§ **Rows from a figure dataset**
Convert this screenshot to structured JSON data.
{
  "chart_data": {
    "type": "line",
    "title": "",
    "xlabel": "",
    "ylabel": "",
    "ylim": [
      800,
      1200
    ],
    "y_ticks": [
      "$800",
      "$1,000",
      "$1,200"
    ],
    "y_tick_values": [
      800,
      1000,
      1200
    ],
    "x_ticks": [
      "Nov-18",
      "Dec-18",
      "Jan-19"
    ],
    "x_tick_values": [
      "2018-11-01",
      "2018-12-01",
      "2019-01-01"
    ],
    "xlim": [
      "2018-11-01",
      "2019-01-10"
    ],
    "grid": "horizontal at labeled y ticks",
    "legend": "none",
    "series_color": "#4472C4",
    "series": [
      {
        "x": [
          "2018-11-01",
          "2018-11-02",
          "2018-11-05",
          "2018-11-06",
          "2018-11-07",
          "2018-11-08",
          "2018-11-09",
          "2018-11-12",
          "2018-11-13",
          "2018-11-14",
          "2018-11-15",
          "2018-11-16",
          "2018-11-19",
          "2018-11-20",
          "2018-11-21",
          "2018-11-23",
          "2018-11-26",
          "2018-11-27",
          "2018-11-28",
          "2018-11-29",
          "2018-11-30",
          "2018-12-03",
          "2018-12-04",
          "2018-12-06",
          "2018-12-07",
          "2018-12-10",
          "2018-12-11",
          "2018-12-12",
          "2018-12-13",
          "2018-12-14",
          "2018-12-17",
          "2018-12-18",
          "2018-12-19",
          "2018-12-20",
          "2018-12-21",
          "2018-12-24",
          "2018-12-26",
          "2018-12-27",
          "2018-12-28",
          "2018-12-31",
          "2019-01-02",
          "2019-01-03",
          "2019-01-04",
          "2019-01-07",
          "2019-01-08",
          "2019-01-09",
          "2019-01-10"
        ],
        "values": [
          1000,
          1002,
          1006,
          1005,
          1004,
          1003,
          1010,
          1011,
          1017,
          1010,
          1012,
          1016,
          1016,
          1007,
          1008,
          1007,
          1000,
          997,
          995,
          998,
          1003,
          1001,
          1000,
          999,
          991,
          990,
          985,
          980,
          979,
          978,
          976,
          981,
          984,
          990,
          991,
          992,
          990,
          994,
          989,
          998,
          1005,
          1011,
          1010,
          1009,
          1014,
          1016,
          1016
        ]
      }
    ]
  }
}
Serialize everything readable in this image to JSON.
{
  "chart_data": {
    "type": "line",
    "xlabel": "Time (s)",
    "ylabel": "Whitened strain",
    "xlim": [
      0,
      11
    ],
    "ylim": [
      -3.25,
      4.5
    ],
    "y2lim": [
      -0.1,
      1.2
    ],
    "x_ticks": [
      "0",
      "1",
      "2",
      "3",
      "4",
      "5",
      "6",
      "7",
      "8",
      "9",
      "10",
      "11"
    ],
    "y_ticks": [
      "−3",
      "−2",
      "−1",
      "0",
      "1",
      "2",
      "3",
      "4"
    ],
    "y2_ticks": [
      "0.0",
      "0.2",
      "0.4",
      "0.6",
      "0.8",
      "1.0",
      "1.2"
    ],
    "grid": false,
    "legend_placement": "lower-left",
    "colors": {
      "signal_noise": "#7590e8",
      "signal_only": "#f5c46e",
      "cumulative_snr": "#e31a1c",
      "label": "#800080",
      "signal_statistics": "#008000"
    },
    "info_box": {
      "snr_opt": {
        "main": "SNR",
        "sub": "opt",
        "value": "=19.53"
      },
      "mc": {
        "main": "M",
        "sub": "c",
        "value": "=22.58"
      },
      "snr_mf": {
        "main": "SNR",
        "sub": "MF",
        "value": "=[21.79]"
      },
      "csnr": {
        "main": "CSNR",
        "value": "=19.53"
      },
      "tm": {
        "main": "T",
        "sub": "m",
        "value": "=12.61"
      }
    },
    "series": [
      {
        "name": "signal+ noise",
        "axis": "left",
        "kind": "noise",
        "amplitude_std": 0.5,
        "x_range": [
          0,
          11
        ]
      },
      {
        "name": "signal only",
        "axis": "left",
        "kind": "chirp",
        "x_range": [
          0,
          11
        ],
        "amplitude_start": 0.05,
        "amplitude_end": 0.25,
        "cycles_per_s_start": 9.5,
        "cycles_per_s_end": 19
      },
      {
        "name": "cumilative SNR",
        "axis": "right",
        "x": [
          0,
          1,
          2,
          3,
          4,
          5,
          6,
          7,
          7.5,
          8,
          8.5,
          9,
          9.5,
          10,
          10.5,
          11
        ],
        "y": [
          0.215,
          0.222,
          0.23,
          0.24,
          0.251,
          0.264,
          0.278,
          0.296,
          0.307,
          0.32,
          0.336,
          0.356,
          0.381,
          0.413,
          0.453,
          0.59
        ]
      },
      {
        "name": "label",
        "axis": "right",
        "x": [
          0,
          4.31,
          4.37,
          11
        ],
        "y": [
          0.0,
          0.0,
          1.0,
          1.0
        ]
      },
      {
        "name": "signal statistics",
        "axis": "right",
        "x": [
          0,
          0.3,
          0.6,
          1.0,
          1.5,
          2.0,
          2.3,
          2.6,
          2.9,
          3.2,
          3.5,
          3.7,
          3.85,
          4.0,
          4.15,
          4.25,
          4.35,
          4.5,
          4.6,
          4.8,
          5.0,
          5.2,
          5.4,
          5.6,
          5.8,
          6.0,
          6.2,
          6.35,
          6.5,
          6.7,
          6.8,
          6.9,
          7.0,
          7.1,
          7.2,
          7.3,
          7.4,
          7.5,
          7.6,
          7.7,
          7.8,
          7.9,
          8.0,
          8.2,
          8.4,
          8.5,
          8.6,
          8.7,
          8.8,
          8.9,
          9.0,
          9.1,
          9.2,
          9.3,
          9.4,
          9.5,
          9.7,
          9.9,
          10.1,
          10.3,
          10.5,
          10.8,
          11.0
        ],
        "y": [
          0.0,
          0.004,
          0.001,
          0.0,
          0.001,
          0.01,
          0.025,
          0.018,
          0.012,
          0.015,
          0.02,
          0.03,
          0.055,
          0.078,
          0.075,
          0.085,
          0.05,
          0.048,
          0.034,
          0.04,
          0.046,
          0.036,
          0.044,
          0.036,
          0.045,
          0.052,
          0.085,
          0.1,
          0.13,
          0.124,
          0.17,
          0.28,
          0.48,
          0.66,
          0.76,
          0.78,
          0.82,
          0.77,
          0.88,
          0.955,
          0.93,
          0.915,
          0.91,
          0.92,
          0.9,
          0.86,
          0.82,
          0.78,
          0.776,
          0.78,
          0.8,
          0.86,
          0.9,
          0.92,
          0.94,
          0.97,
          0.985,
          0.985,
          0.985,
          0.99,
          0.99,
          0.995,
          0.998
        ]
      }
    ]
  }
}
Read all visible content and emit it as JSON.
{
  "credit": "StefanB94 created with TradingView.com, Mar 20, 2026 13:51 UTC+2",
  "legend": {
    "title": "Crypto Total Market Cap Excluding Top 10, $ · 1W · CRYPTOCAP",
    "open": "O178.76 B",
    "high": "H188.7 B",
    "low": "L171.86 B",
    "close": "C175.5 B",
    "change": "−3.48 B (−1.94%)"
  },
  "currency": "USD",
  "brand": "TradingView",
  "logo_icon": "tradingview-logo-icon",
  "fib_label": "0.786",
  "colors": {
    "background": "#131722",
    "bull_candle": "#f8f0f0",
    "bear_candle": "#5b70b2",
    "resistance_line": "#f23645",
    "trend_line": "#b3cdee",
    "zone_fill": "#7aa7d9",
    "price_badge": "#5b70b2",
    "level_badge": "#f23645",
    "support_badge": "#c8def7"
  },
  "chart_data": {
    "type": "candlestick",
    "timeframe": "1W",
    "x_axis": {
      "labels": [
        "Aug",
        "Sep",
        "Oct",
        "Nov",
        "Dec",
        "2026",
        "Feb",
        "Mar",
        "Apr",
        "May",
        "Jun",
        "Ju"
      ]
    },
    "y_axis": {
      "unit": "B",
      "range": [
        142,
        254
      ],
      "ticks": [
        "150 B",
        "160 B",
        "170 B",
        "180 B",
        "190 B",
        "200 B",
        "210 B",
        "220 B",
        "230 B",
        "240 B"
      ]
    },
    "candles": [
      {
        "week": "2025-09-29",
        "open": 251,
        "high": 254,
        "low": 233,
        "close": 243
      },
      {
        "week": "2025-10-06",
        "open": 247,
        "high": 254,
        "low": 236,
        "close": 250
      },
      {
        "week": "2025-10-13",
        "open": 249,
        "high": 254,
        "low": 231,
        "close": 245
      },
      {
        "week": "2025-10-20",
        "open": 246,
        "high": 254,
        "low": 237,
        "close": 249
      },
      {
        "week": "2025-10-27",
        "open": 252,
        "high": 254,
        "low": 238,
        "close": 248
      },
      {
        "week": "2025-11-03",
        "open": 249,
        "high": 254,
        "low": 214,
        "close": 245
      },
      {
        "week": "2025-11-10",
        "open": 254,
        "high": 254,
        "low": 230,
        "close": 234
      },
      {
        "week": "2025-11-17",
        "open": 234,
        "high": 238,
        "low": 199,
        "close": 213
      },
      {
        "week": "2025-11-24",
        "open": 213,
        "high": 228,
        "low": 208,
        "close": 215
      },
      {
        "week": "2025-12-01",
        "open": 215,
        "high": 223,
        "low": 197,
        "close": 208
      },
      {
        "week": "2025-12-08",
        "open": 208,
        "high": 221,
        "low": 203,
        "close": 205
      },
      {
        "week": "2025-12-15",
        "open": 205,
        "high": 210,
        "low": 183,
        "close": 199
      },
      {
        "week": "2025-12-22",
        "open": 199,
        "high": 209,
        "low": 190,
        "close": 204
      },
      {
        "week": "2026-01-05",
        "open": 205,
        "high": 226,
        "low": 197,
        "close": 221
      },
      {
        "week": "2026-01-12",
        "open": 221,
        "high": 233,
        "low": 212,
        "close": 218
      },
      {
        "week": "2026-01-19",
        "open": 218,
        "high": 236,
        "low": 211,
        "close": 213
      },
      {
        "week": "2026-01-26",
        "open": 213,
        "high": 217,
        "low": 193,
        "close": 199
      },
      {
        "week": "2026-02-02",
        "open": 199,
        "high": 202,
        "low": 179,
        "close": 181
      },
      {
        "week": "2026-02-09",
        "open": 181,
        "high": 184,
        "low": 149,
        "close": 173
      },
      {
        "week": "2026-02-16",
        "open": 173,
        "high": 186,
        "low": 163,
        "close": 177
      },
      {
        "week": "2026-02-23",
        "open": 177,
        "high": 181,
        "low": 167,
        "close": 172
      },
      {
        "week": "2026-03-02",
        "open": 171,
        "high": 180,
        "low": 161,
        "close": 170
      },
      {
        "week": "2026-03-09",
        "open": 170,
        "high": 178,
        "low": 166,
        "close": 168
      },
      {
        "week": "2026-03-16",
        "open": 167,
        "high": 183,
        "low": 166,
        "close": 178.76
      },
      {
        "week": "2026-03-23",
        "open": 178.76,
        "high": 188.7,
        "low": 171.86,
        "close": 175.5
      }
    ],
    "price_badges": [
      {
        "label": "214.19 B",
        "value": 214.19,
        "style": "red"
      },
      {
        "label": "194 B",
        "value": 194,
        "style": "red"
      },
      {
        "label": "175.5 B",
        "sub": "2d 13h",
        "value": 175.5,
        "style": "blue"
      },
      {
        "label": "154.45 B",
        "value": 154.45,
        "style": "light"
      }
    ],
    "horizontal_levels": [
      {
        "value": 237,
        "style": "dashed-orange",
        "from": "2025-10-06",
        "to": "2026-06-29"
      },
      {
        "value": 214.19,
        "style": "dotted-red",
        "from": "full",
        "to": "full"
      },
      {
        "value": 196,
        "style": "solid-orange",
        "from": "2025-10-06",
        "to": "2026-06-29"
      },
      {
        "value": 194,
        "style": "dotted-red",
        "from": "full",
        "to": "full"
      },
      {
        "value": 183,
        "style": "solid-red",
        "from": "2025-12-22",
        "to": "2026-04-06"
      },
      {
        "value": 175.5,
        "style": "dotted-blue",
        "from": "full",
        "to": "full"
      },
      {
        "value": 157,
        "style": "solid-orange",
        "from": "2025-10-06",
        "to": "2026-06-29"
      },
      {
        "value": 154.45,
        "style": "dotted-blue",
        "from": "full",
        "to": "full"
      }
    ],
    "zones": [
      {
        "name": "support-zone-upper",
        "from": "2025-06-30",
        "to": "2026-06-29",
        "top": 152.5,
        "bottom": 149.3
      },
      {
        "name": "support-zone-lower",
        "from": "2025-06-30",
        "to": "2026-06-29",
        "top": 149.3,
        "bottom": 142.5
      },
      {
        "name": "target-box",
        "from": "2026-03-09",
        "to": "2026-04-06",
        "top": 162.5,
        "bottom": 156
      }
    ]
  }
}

§ **Written exercise**
Find the word "name" in the records and pull out each line that has it.

§ **Correct output**
        "name": "signal+ noise",
        "name": "signal only",
        "name": "cumilative SNR",
        "name": "label",
        "name": "signal statistics",
        "name": "support-zone-upper",
        "name": "support-zone-lower",
        "name": "target-box",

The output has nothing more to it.